--- Task directions ---
Find the lines that contain the word "document" and copy each one.

--- Supplied records ---
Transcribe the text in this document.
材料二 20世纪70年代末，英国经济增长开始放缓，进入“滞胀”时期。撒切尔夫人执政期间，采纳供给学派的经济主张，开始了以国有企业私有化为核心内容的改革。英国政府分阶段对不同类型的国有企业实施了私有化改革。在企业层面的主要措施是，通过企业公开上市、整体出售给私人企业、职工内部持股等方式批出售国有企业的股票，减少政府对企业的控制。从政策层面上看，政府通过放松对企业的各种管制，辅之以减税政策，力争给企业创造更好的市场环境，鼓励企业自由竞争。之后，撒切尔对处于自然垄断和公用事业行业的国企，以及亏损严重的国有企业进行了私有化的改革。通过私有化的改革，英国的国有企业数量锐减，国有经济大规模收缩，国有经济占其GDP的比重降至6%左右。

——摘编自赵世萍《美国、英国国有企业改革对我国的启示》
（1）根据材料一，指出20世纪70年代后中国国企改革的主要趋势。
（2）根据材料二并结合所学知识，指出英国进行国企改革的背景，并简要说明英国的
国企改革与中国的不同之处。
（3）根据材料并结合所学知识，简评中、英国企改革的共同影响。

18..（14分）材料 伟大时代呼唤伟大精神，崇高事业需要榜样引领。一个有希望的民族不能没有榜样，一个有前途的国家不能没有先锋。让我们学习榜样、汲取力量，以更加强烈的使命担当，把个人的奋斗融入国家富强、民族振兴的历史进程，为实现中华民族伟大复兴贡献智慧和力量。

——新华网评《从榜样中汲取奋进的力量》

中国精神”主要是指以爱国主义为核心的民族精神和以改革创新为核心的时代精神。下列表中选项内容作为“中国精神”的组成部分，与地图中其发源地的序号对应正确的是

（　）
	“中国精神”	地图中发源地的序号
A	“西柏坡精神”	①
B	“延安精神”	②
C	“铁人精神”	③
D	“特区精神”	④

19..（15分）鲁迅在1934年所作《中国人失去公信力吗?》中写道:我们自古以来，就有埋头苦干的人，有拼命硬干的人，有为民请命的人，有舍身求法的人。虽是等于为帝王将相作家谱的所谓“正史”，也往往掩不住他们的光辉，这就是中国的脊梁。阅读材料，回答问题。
---
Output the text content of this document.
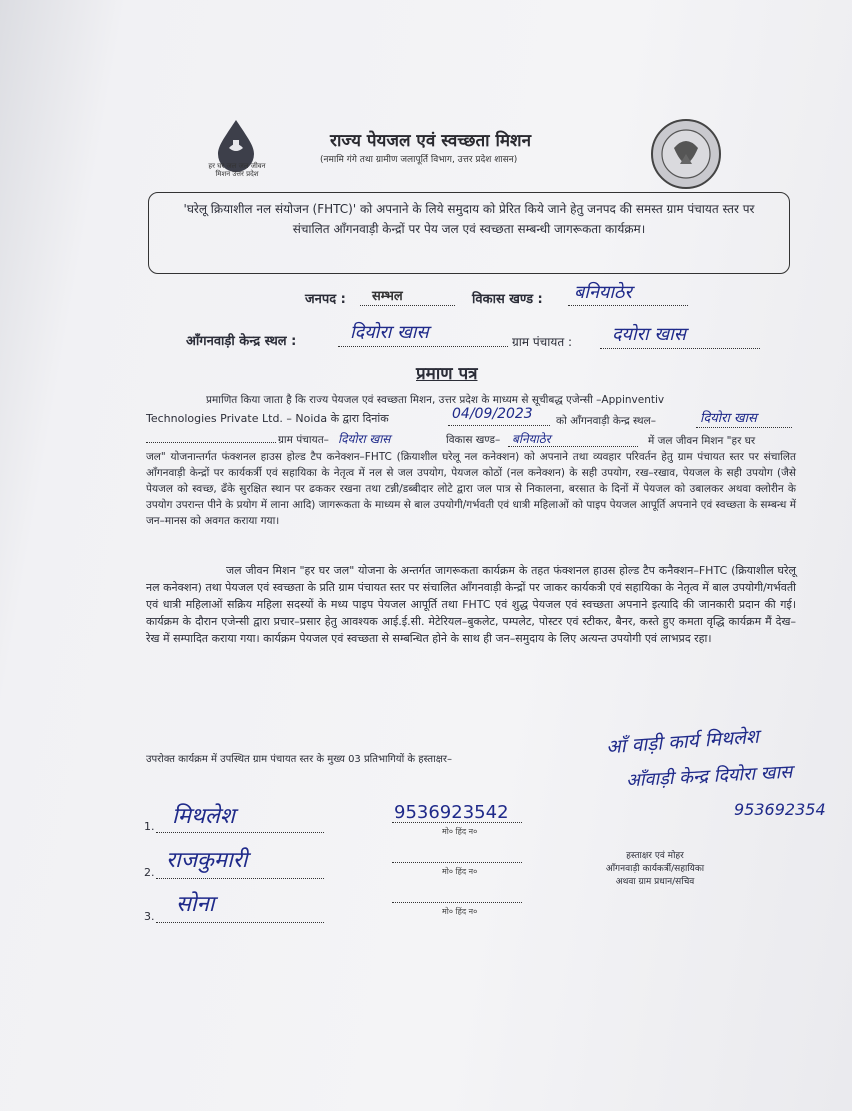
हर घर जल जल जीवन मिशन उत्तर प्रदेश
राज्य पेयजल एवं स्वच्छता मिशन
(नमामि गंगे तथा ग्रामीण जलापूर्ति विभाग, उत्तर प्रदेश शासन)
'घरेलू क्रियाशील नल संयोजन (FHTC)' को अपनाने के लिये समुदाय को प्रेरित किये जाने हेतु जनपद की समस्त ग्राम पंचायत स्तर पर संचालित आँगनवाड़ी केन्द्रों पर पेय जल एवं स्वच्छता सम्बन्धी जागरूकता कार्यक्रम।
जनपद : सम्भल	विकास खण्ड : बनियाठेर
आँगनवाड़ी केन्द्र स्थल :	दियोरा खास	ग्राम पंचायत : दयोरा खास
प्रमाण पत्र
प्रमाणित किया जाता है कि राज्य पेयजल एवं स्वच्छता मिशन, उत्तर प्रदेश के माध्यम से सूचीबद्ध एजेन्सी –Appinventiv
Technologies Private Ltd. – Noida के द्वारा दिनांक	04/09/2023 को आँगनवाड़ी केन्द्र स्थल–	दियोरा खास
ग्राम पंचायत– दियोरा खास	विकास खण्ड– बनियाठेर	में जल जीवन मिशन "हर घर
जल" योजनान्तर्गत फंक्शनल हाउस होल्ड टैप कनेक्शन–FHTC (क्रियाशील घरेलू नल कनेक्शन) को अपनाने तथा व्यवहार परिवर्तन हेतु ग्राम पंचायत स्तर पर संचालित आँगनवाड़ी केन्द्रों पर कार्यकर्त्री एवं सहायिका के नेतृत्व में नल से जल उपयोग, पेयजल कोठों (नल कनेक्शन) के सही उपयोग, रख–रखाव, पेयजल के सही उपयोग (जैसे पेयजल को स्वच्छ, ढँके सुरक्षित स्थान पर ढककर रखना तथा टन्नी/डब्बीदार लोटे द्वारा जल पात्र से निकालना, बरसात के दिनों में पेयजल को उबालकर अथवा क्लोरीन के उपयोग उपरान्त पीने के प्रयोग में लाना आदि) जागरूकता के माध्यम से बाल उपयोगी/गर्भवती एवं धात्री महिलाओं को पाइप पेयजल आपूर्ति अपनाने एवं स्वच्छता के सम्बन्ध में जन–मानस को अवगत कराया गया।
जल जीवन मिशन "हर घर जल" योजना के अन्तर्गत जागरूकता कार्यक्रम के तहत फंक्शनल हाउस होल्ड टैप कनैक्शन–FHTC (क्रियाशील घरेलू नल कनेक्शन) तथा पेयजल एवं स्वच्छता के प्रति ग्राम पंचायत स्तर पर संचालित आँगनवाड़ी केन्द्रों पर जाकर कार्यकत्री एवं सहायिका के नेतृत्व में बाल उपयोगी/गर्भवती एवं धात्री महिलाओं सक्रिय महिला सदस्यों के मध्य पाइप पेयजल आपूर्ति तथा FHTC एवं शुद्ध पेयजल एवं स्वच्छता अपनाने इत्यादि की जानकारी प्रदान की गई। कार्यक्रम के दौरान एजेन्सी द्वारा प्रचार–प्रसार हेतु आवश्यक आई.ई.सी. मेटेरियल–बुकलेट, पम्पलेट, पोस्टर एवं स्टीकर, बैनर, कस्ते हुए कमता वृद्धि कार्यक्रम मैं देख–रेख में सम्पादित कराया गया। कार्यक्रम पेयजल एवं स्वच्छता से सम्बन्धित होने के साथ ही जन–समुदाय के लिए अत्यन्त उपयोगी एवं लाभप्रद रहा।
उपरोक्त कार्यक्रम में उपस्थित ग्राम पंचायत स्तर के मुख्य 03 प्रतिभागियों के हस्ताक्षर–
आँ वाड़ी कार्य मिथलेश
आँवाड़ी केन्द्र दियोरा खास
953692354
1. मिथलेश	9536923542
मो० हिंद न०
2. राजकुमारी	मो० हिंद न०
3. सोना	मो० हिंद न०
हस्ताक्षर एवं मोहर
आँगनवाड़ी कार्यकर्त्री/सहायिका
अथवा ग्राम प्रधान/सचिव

--- Written response ---
Transcribe the text in this document.
Output the text content of this document.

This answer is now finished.